> _ENTRIES PROVIDED_:
<<<<

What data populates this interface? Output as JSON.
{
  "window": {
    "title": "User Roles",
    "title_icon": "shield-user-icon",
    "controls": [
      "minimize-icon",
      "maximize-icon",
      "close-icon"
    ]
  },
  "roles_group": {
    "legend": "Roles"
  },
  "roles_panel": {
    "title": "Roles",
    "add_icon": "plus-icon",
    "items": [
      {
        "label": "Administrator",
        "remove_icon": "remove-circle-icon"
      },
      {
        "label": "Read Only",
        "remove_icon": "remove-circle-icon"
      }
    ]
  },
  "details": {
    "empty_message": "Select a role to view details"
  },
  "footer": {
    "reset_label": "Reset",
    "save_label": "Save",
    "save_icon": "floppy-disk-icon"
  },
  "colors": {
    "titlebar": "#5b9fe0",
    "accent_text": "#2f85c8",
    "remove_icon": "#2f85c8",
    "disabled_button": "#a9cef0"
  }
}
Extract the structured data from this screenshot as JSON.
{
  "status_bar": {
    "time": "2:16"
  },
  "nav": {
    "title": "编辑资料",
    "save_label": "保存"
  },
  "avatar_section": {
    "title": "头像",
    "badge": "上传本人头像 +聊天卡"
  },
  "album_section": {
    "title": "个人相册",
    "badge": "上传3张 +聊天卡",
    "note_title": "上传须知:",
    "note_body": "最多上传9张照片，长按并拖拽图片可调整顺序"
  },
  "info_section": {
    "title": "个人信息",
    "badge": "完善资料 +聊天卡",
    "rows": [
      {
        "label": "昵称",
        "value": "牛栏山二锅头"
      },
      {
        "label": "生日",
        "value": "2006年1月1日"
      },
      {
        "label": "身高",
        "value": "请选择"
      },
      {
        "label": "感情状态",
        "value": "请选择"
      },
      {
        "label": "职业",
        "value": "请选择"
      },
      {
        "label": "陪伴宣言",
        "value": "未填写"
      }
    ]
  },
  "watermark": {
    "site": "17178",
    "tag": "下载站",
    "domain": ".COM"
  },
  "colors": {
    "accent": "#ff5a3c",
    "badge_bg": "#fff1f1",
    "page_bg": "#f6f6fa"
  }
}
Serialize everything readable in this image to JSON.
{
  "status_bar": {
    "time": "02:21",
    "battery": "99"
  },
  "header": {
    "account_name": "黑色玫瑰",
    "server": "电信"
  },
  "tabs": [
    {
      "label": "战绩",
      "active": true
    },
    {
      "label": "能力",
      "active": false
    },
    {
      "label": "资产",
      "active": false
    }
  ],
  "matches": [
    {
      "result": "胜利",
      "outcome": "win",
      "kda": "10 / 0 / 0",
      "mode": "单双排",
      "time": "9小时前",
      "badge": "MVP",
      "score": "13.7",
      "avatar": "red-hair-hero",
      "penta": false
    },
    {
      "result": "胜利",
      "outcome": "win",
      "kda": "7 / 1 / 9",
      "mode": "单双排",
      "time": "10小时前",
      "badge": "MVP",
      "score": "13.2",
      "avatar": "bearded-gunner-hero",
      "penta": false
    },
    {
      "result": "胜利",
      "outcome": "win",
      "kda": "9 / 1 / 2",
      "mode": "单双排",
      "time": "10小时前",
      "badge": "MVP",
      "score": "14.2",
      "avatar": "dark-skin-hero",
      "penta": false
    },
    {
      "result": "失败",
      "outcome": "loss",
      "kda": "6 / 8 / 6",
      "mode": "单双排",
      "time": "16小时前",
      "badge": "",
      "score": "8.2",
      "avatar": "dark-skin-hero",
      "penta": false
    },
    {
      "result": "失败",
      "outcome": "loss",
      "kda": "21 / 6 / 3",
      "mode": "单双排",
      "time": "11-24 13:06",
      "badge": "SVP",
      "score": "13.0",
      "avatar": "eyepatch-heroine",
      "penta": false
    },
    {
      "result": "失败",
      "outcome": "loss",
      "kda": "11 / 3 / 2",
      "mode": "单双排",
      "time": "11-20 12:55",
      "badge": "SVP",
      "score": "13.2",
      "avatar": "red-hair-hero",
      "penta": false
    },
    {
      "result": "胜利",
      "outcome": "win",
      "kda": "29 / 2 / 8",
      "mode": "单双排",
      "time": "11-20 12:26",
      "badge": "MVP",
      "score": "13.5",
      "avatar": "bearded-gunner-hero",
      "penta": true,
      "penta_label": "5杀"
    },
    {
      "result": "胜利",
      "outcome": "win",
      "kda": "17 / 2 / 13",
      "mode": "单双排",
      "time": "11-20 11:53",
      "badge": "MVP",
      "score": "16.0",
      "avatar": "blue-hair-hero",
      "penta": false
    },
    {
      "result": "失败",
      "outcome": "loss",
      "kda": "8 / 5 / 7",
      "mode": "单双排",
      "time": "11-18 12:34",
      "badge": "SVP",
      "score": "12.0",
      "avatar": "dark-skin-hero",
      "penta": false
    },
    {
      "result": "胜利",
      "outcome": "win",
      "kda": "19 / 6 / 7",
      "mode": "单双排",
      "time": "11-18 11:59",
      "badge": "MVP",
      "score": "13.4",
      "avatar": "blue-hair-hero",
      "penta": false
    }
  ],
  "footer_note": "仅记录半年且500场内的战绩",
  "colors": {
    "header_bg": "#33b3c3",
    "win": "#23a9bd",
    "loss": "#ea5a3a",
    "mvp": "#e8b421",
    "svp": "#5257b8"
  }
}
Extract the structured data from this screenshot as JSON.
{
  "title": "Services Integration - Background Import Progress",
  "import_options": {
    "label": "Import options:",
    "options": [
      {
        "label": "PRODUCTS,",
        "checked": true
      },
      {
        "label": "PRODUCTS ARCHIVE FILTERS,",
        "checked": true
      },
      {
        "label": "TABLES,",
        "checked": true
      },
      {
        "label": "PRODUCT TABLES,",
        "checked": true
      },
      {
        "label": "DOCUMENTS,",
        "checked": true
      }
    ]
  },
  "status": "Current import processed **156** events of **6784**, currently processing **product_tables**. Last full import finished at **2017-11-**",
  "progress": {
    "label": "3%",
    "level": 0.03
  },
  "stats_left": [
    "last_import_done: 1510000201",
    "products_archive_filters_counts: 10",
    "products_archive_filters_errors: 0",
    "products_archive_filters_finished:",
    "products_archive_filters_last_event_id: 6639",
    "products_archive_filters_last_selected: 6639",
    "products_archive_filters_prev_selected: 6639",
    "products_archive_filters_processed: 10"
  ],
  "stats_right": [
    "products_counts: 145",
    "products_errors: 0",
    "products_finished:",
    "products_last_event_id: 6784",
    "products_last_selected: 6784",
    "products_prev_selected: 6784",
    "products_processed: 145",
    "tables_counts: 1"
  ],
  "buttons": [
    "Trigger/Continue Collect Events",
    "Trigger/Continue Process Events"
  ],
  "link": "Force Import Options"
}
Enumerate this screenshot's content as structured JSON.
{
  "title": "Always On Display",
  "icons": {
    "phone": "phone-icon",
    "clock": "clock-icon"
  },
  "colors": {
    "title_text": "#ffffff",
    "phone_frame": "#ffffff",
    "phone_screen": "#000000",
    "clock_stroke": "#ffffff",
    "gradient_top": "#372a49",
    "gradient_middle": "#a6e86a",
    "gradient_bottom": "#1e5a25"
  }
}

>>>>

Output all of the material, please, exactly as it stands.

> _COMPLETE RESPONSE_:
What data populates this interface? Output as JSON.
{
  "window": {
    "title": "User Roles",
    "title_icon": "shield-user-icon",
    "controls": [
      "minimize-icon",
      "maximize-icon",
      "close-icon"
    ]
  },
  "roles_group": {
    "legend": "Roles"
  },
  "roles_panel": {
    "title": "Roles",
    "add_icon": "plus-icon",
    "items": [
      {
        "label": "Administrator",
        "remove_icon": "remove-circle-icon"
      },
      {
        "label": "Read Only",
        "remove_icon": "remove-circle-icon"
      }
    ]
  },
  "details": {
    "empty_message": "Select a role to view details"
  },
  "footer": {
    "reset_label": "Reset",
    "save_label": "Save",
    "save_icon": "floppy-disk-icon"
  },
  "colors": {
    "titlebar": "#5b9fe0",
    "accent_text": "#2f85c8",
    "remove_icon": "#2f85c8",
    "disabled_button": "#a9cef0"
  }
}
Extract the structured data from this screenshot as JSON.
{
  "status_bar": {
    "time": "2:16"
  },
  "nav": {
    "title": "编辑资料",
    "save_label": "保存"
  },
  "avatar_section": {
    "title": "头像",
    "badge": "上传本人头像 +聊天卡"
  },
  "album_section": {
    "title": "个人相册",
    "badge": "上传3张 +聊天卡",
    "note_title": "上传须知:",
    "note_body": "最多上传9张照片，长按并拖拽图片可调整顺序"
  },
  "info_section": {
    "title": "个人信息",
    "badge": "完善资料 +聊天卡",
    "rows": [
      {
        "label": "昵称",
        "value": "牛栏山二锅头"
      },
      {
        "label": "生日",
        "value": "2006年1月1日"
      },
      {
        "label": "身高",
        "value": "请选择"
      },
      {
        "label": "感情状态",
        "value": "请选择"
      },
      {
        "label": "职业",
        "value": "请选择"
      },
      {
        "label": "陪伴宣言",
        "value": "未填写"
      }
    ]
  },
  "watermark": {
    "site": "17178",
    "tag": "下载站",
    "domain": ".COM"
  },
  "colors": {
    "accent": "#ff5a3c",
    "badge_bg": "#fff1f1",
    "page_bg": "#f6f6fa"
  }
}
Serialize everything readable in this image to JSON.
{
  "status_bar": {
    "time": "02:21",
    "battery": "99"
  },
  "header": {
    "account_name": "黑色玫瑰",
    "server": "电信"
  },
  "tabs": [
    {
      "label": "战绩",
      "active": true
    },
    {
      "label": "能力",
      "active": false
    },
    {
      "label": "资产",
      "active": false
    }
  ],
  "matches": [
    {
      "result": "胜利",
      "outcome": "win",
      "kda": "10 / 0 / 0",
      "mode": "单双排",
      "time": "9小时前",
      "badge": "MVP",
      "score": "13.7",
      "avatar": "red-hair-hero",
      "penta": false
    },
    {
      "result": "胜利",
      "outcome": "win",
      "kda": "7 / 1 / 9",
      "mode": "单双排",
      "time": "10小时前",
      "badge": "MVP",
      "score": "13.2",
      "avatar": "bearded-gunner-hero",
      "penta": false
    },
    {
      "result": "胜利",
      "outcome": "win",
      "kda": "9 / 1 / 2",
      "mode": "单双排",
      "time": "10小时前",
      "badge": "MVP",
      "score": "14.2",
      "avatar": "dark-skin-hero",
      "penta": false
    },
    {
      "result": "失败",
      "outcome": "loss",
      "kda": "6 / 8 / 6",
      "mode": "单双排",
      "time": "16小时前",
      "badge": "",
      "score": "8.2",
      "avatar": "dark-skin-hero",
      "penta": false
    },
    {
      "result": "失败",
      "outcome": "loss",
      "kda": "21 / 6 / 3",
      "mode": "单双排",
      "time": "11-24 13:06",
      "badge": "SVP",
      "score": "13.0",
      "avatar": "eyepatch-heroine",
      "penta": false
    },
    {
      "result": "失败",
      "outcome": "loss",
      "kda": "11 / 3 / 2",
      "mode": "单双排",
      "time": "11-20 12:55",
      "badge": "SVP",
      "score": "13.2",
      "avatar": "red-hair-hero",
      "penta": false
    },
    {
      "result": "胜利",
      "outcome": "win",
      "kda": "29 / 2 / 8",
      "mode": "单双排",
      "time": "11-20 12:26",
      "badge": "MVP",
      "score": "13.5",
      "avatar": "bearded-gunner-hero",
      "penta": true,
      "penta_label": "5杀"
    },
    {
      "result": "胜利",
      "outcome": "win",
      "kda": "17 / 2 / 13",
      "mode": "单双排",
      "time": "11-20 11:53",
      "badge": "MVP",
      "score": "16.0",
      "avatar": "blue-hair-hero",
      "penta": false
    },
    {
      "result": "失败",
      "outcome": "loss",
      "kda": "8 / 5 / 7",
      "mode": "单双排",
      "time": "11-18 12:34",
      "badge": "SVP",
      "score": "12.0",
      "avatar": "dark-skin-hero",
      "penta": false
    },
    {
      "result": "胜利",
      "outcome": "win",
      "kda": "19 / 6 / 7",
      "mode": "单双排",
      "time": "11-18 11:59",
      "badge": "MVP",
      "score": "13.4",
      "avatar": "blue-hair-hero",
      "penta": false
    }
  ],
  "footer_note": "仅记录半年且500场内的战绩",
  "colors": {
    "header_bg": "#33b3c3",
    "win": "#23a9bd",
    "loss": "#ea5a3a",
    "mvp": "#e8b421",
    "svp": "#5257b8"
  }
}
Extract the structured data from this screenshot as JSON.
{
  "title": "Services Integration - Background Import Progress",
  "import_options": {
    "label": "Import options:",
    "options": [
      {
        "label": "PRODUCTS,",
        "checked": true
      },
      {
        "label": "PRODUCTS ARCHIVE FILTERS,",
        "checked": true
      },
      {
        "label": "TABLES,",
        "checked": true
      },
      {
        "label": "PRODUCT TABLES,",
        "checked": true
      },
      {
        "label": "DOCUMENTS,",
        "checked": true
      }
    ]
  },
  "status": "Current import processed **156** events of **6784**, currently processing **product_tables**. Last full import finished at **2017-11-**",
  "progress": {
    "label": "3%",
    "level": 0.03
  },
  "stats_left": [
    "last_import_done: 1510000201",
    "products_archive_filters_counts: 10",
    "products_archive_filters_errors: 0",
    "products_archive_filters_finished:",
    "products_archive_filters_last_event_id: 6639",
    "products_archive_filters_last_selected: 6639",
    "products_archive_filters_prev_selected: 6639",
    "products_archive_filters_processed: 10"
  ],
  "stats_right": [
    "products_counts: 145",
    "products_errors: 0",
    "products_finished:",
    "products_last_event_id: 6784",
    "products_last_selected: 6784",
    "products_prev_selected: 6784",
    "products_processed: 145",
    "tables_counts: 1"
  ],
  "buttons": [
    "Trigger/Continue Collect Events",
    "Trigger/Continue Process Events"
  ],
  "link": "Force Import Options"
}
Enumerate this screenshot's content as structured JSON.
{
  "title": "Always On Display",
  "icons": {
    "phone": "phone-icon",
    "clock": "clock-icon"
  },
  "colors": {
    "title_text": "#ffffff",
    "phone_frame": "#ffffff",
    "phone_screen": "#000000",
    "clock_stroke": "#ffffff",
    "gradient_top": "#372a49",
    "gradient_middle": "#a6e86a",
    "gradient_bottom": "#1e5a25"
  }
}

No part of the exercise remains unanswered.